* **What you have to do**: Copy out all lines carrying the word "Welcome".

* **Data provided**:
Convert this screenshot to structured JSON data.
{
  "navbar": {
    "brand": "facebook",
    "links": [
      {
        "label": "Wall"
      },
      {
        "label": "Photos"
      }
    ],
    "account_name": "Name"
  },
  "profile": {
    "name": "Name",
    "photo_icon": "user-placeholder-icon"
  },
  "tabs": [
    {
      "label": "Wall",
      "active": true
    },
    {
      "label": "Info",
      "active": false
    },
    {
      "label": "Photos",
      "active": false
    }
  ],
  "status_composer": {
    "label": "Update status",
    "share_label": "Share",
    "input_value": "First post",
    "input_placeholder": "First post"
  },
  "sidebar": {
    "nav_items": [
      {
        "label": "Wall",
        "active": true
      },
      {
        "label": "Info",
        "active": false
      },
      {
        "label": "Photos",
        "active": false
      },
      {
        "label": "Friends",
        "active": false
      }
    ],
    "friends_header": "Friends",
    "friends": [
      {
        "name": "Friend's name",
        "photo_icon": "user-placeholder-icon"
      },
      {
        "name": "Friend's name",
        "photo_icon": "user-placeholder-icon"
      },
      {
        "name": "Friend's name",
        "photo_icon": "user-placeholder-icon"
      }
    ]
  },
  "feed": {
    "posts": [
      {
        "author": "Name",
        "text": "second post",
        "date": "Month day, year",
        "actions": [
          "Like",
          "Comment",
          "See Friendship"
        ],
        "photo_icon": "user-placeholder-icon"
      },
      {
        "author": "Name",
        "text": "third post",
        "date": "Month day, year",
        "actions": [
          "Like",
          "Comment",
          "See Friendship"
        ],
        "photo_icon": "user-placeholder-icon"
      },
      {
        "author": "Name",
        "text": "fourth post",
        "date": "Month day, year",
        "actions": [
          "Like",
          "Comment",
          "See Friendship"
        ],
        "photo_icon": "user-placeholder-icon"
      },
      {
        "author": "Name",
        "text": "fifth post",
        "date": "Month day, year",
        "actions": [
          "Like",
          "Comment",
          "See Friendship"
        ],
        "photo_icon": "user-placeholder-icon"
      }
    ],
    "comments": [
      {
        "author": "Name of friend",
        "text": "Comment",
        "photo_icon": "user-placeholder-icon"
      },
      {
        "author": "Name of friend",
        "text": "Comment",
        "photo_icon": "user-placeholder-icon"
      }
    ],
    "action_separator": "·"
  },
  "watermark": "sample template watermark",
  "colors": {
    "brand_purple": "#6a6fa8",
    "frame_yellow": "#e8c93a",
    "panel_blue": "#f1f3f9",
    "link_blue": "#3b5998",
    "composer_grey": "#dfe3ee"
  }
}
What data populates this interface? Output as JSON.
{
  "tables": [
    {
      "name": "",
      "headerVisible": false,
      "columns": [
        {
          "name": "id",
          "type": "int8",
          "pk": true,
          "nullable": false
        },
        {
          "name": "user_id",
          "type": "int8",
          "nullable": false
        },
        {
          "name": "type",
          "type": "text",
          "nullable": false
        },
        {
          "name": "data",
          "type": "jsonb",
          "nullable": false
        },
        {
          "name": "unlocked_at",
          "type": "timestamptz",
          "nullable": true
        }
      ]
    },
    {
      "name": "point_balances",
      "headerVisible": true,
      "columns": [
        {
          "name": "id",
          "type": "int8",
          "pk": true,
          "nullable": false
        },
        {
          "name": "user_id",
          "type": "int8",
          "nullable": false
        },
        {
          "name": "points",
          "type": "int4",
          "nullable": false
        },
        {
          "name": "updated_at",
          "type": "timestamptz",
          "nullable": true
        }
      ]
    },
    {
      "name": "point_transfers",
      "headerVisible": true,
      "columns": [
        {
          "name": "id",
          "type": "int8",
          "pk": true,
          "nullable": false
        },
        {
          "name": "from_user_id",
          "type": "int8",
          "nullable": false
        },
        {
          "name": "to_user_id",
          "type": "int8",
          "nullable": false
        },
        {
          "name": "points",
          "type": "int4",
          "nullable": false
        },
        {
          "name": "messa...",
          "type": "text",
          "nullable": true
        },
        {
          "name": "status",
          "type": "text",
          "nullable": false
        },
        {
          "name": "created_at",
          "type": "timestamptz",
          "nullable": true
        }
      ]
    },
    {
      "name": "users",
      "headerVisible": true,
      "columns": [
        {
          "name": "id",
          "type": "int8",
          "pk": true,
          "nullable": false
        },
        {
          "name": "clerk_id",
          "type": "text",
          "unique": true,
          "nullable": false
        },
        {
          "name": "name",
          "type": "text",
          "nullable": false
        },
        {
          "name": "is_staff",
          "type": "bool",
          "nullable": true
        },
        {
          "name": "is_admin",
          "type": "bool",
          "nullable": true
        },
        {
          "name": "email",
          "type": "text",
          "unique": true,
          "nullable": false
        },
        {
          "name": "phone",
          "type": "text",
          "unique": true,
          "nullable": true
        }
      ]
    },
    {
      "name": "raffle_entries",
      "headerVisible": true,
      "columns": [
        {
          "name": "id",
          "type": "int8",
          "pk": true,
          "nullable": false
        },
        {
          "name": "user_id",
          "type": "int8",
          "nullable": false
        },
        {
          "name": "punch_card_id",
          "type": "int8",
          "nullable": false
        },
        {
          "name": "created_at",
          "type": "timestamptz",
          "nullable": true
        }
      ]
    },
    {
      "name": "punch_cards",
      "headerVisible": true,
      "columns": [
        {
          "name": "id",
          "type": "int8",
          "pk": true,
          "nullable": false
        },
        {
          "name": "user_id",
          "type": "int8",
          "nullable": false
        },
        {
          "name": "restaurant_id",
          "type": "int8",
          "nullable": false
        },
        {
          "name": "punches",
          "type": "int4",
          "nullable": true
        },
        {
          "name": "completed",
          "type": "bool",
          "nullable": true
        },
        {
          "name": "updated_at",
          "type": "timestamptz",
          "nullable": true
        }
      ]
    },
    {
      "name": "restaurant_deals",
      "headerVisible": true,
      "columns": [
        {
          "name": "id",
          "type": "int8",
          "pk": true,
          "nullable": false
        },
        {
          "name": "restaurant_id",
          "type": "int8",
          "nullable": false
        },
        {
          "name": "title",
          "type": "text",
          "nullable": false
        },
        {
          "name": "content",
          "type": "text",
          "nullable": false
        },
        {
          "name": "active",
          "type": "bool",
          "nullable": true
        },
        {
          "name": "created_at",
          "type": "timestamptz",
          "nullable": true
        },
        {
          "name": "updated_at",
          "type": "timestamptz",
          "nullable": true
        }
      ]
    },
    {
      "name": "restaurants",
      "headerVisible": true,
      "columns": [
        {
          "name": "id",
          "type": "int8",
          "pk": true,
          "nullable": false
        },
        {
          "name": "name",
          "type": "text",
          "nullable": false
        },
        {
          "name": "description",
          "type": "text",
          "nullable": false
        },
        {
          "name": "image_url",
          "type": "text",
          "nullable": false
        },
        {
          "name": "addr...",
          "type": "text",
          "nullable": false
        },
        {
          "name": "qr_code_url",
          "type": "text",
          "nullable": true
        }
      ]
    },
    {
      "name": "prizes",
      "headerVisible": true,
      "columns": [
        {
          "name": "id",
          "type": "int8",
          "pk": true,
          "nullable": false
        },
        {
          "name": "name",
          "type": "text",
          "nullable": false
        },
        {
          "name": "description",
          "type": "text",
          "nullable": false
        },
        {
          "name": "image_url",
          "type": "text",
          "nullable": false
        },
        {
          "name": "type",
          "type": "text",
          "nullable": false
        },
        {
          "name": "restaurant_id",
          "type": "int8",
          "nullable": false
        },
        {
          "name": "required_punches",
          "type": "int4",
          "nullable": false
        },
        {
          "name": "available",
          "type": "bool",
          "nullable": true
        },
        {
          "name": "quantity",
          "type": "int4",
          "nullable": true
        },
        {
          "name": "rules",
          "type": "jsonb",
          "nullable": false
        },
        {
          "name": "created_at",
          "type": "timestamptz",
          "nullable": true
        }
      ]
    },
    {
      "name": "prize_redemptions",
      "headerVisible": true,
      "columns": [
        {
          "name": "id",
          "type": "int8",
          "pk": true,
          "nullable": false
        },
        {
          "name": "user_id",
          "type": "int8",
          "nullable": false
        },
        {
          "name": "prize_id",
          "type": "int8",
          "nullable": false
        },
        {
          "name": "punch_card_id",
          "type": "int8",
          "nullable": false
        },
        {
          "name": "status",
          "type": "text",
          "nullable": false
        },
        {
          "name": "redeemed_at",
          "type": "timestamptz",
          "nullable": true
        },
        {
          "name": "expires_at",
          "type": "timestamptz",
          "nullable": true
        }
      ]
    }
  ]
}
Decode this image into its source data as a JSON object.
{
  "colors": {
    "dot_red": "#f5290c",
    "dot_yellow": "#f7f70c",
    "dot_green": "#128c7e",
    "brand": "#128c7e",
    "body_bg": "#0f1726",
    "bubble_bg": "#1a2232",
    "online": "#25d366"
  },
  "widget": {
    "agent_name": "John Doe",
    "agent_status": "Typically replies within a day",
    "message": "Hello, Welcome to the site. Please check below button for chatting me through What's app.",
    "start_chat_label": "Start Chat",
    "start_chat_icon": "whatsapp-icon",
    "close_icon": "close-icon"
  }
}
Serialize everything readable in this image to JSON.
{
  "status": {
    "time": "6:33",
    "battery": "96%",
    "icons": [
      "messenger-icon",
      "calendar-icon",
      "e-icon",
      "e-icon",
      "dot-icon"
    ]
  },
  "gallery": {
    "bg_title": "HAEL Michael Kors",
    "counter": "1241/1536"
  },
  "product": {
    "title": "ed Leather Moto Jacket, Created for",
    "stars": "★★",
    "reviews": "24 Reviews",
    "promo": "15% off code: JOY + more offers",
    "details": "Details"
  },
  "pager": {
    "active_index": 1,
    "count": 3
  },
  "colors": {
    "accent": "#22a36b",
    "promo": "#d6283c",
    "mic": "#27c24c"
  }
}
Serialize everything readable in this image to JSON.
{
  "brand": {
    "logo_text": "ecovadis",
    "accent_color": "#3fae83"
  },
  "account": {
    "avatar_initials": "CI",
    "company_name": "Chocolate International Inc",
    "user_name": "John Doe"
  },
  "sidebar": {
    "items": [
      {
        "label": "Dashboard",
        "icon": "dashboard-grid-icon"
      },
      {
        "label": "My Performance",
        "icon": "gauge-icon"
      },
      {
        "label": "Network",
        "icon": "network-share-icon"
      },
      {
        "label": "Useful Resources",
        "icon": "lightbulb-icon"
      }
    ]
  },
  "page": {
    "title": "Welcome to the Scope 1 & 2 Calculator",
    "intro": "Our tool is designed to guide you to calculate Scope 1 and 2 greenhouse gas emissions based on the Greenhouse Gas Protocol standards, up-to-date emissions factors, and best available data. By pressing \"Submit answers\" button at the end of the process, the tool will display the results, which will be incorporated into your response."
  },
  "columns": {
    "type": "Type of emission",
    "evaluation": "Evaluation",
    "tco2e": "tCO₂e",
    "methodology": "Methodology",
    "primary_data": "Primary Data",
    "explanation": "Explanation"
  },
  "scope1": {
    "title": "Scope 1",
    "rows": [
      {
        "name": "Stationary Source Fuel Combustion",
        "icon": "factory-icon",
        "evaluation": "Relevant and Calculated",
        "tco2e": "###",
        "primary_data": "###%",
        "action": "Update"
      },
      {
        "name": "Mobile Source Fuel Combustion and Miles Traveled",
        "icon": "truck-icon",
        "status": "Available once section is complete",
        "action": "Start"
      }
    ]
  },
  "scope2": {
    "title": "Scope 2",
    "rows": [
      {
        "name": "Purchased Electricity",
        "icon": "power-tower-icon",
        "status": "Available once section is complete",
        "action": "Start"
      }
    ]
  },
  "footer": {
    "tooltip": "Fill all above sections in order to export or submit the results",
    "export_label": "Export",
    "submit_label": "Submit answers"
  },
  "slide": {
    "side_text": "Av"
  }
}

* **Complete answer**:
    "message": "Hello, Welcome to the site. Please check below button for chatting me through What's app.",
    "title": "Welcome to the Scope 1 & 2 Calculator",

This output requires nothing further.